В отличие от ночного пейзажа города «NN», ночь в «Невском проспекте» дышит каким-то особым трагизмом, поражающим своей безысходностью. Это духовный тупик. Может быть, Гоголь сам ужаснулся того, что изобразил. Образы, живущие в пространстве тьмы, остаются в нём навсегда. Автор не может найти для них возможности выбраться из этого тупика. «Прекрасную грёзу» Пискарева (идеальный образ женщины, который так боготворил и сам Гоголь) не способна пробудить к жизни даже такая великая сила, как любовь и готовность художника пожертвовать всем ради этой любви. «Перуджинова Бианка» просто не смогла его понять [4, с. 127]. Думается, что и Гоголь оказывается в некоем тупике вместе со своими персонажами. Кризис романтических идеалов влечёт за собой кризис мировоззрения. В середине 1830-х гг. писатель ещё не мог отыскать пути и средства к преображению своих героев. Но он искал их. Этот процесс, по-видимому, является общим и закономерным для романтического мировосприятия вообще: у романтиков наступает переоценка собственного творчества и жажда услышать «музыку души, освобождённой от зла» [3, с. 248]. Осенью 1835 г. Гоголь приступает к работе над «Мёртвыми душами».

Фрагменту в последней главе поэмы Н. В. Гоголь придаёт новый смысловой вектор. Из сумеречного пространства «мёртвых душ» автору жизненно необходим выход. Неутешительная действительность – это факт, исторически сложившаяся форма, требующая своего качественного изменения. В это время Гоголь ещё не знает, как это сделать и что для этого нужно. Рецепт будет предложен им позднее в «Выбранных местах…», когда он чётко осознает для себя, что именно поможет «растопленному металлу отлиться в свою национальную форму» [2, т. 7, с. 391]. Сейчас же перспективы для него ещё неясны и интуитивны.

Собранные данные ->
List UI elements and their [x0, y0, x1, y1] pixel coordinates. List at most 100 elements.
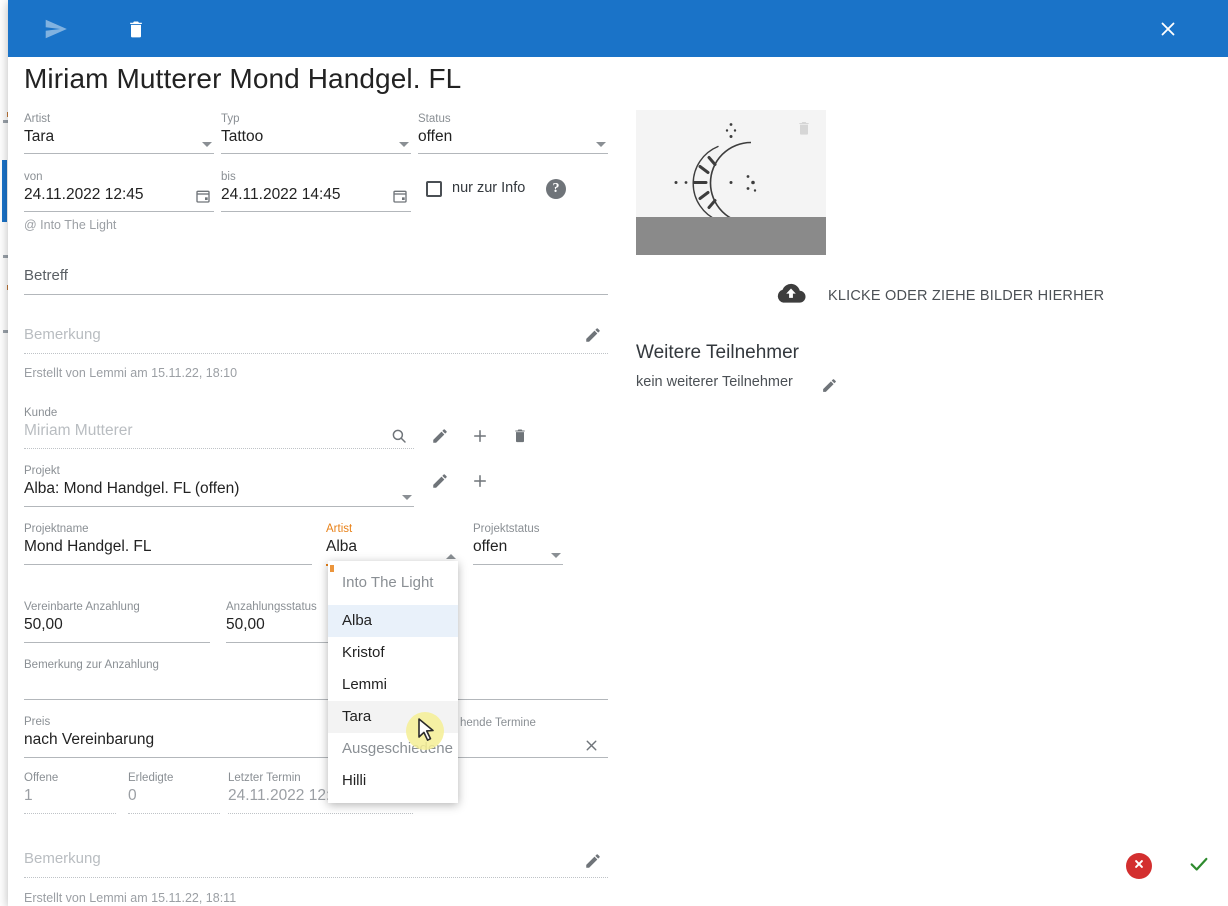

Условие задачи -> Измените в отрывке о Гоголе отрезок от слов «Фрагменту в последней» до слов «неясны и интуитивны.» включительно: замените «смысловой вектор» на «смысловой акцент» и приведите этот отрезок полностью.

Ответ на задание ->
Фрагменту в последней главе поэмы Н. В. Гоголь придаёт новый смысловой акцент. Из сумеречного пространства «мёртвых душ» автору жизненно необходим выход. Неутешительная действительность – это факт, исторически сложившаяся форма, требующая своего качественного изменения. В это время Гоголь ещё не знает, как это сделать и что для этого нужно. Рецепт будет предложен им позднее в «Выбранных местах…», когда он чётко осознает для себя, что именно поможет «растопленному металлу отлиться в свою национальную форму» [2, т. 7, с. 391]. Сейчас же перспективы для него ещё неясны и интуитивны.